- **Stated exercise**
Your task is to transcribe the data in full.
———
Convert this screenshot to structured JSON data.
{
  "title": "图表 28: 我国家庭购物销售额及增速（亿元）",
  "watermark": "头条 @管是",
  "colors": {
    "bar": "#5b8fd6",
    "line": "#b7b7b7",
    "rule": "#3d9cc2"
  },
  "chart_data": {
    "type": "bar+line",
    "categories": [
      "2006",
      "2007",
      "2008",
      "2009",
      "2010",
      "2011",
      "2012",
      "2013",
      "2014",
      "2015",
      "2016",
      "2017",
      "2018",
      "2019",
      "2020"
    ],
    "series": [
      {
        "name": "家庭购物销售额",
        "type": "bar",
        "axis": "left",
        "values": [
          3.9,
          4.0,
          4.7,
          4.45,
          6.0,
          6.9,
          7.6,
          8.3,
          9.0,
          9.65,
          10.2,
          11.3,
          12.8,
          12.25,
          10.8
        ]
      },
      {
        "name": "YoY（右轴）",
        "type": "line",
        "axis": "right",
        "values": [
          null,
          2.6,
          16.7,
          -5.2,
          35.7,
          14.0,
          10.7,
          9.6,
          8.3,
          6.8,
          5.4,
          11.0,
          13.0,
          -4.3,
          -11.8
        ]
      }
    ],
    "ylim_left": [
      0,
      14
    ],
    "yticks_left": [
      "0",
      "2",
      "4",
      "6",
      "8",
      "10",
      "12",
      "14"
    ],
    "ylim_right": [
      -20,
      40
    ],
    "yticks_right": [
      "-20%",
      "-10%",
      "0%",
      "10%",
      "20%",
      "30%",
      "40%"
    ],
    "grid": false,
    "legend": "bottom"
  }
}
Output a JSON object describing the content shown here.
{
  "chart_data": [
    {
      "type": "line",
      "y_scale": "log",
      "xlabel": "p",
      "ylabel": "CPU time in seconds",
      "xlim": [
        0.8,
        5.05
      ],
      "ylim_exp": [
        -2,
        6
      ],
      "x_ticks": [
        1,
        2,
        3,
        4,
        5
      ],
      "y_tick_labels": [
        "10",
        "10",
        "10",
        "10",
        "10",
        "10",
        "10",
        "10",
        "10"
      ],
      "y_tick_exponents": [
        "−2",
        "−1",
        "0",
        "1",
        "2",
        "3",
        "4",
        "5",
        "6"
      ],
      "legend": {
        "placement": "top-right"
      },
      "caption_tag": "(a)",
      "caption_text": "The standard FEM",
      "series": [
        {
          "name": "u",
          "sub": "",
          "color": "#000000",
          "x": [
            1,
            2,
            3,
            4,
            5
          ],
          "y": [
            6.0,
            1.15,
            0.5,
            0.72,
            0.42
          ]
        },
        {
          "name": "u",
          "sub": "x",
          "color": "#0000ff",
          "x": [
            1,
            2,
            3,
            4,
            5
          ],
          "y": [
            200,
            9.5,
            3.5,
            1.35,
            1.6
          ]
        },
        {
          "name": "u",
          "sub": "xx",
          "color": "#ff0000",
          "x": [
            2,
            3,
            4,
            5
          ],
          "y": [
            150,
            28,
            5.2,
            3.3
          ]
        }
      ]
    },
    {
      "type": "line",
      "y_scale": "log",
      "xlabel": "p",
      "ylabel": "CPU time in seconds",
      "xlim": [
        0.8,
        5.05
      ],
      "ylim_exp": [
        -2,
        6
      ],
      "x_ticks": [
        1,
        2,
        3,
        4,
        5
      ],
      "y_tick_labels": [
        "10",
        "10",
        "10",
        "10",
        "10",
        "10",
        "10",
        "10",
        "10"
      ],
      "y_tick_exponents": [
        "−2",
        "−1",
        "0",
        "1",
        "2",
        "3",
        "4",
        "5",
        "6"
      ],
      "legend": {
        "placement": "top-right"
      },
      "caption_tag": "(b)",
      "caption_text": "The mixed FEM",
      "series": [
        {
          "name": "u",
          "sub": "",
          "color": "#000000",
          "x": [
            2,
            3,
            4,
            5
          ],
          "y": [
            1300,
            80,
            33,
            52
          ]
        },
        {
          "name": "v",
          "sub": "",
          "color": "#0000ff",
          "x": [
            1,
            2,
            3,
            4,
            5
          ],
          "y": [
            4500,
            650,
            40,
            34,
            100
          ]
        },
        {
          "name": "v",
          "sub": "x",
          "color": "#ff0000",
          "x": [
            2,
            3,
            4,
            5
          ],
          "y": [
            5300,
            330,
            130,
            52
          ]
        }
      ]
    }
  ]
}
———
- **Task answer**
Convert this screenshot to structured JSON data.
{
  "title": "图表 28: 我国家庭购物销售额及增速（亿元）",
  "watermark": "头条 @管是",
  "colors": {
    "bar": "#5b8fd6",
    "line": "#b7b7b7",
    "rule": "#3d9cc2"
  },
  "chart_data": {
    "type": "bar+line",
    "categories": [
      "2006",
      "2007",
      "2008",
      "2009",
      "2010",
      "2011",
      "2012",
      "2013",
      "2014",
      "2015",
      "2016",
      "2017",
      "2018",
      "2019",
      "2020"
    ],
    "series": [
      {
        "name": "家庭购物销售额",
        "type": "bar",
        "axis": "left",
        "values": [
          3.9,
          4.0,
          4.7,
          4.45,
          6.0,
          6.9,
          7.6,
          8.3,
          9.0,
          9.65,
          10.2,
          11.3,
          12.8,
          12.25,
          10.8
        ]
      },
      {
        "name": "YoY（右轴）",
        "type": "line",
        "axis": "right",
        "values": [
          null,
          2.6,
          16.7,
          -5.2,
          35.7,
          14.0,
          10.7,
          9.6,
          8.3,
          6.8,
          5.4,
          11.0,
          13.0,
          -4.3,
          -11.8
        ]
      }
    ],
    "ylim_left": [
      0,
      14
    ],
    "yticks_left": [
      "0",
      "2",
      "4",
      "6",
      "8",
      "10",
      "12",
      "14"
    ],
    "ylim_right": [
      -20,
      40
    ],
    "yticks_right": [
      "-20%",
      "-10%",
      "0%",
      "10%",
      "20%",
      "30%",
      "40%"
    ],
    "grid": false,
    "legend": "bottom"
  }
}
Output a JSON object describing the content shown here.
{
  "chart_data": [
    {
      "type": "line",
      "y_scale": "log",
      "xlabel": "p",
      "ylabel": "CPU time in seconds",
      "xlim": [
        0.8,
        5.05
      ],
      "ylim_exp": [
        -2,
        6
      ],
      "x_ticks": [
        1,
        2,
        3,
        4,
        5
      ],
      "y_tick_labels": [
        "10",
        "10",
        "10",
        "10",
        "10",
        "10",
        "10",
        "10",
        "10"
      ],
      "y_tick_exponents": [
        "−2",
        "−1",
        "0",
        "1",
        "2",
        "3",
        "4",
        "5",
        "6"
      ],
      "legend": {
        "placement": "top-right"
      },
      "caption_tag": "(a)",
      "caption_text": "The standard FEM",
      "series": [
        {
          "name": "u",
          "sub": "",
          "color": "#000000",
          "x": [
            1,
            2,
            3,
            4,
            5
          ],
          "y": [
            6.0,
            1.15,
            0.5,
            0.72,
            0.42
          ]
        },
        {
          "name": "u",
          "sub": "x",
          "color": "#0000ff",
          "x": [
            1,
            2,
            3,
            4,
            5
          ],
          "y": [
            200,
            9.5,
            3.5,
            1.35,
            1.6
          ]
        },
        {
          "name": "u",
          "sub": "xx",
          "color": "#ff0000",
          "x": [
            2,
            3,
            4,
            5
          ],
          "y": [
            150,
            28,
            5.2,
            3.3
          ]
        }
      ]
    },
    {
      "type": "line",
      "y_scale": "log",
      "xlabel": "p",
      "ylabel": "CPU time in seconds",
      "xlim": [
        0.8,
        5.05
      ],
      "ylim_exp": [
        -2,
        6
      ],
      "x_ticks": [
        1,
        2,
        3,
        4,
        5
      ],
      "y_tick_labels": [
        "10",
        "10",
        "10",
        "10",
        "10",
        "10",
        "10",
        "10",
        "10"
      ],
      "y_tick_exponents": [
        "−2",
        "−1",
        "0",
        "1",
        "2",
        "3",
        "4",
        "5",
        "6"
      ],
      "legend": {
        "placement": "top-right"
      },
      "caption_tag": "(b)",
      "caption_text": "The mixed FEM",
      "series": [
        {
          "name": "u",
          "sub": "",
          "color": "#000000",
          "x": [
            2,
            3,
            4,
            5
          ],
          "y": [
            1300,
            80,
            33,
            52
          ]
        },
        {
          "name": "v",
          "sub": "",
          "color": "#0000ff",
          "x": [
            1,
            2,
            3,
            4,
            5
          ],
          "y": [
            4500,
            650,
            40,
            34,
            100
          ]
        },
        {
          "name": "v",
          "sub": "x",
          "color": "#ff0000",
          "x": [
            2,
            3,
            4,
            5
          ],
          "y": [
            5300,
            330,
            130,
            52
          ]
        }
      ]
    }
  ]
}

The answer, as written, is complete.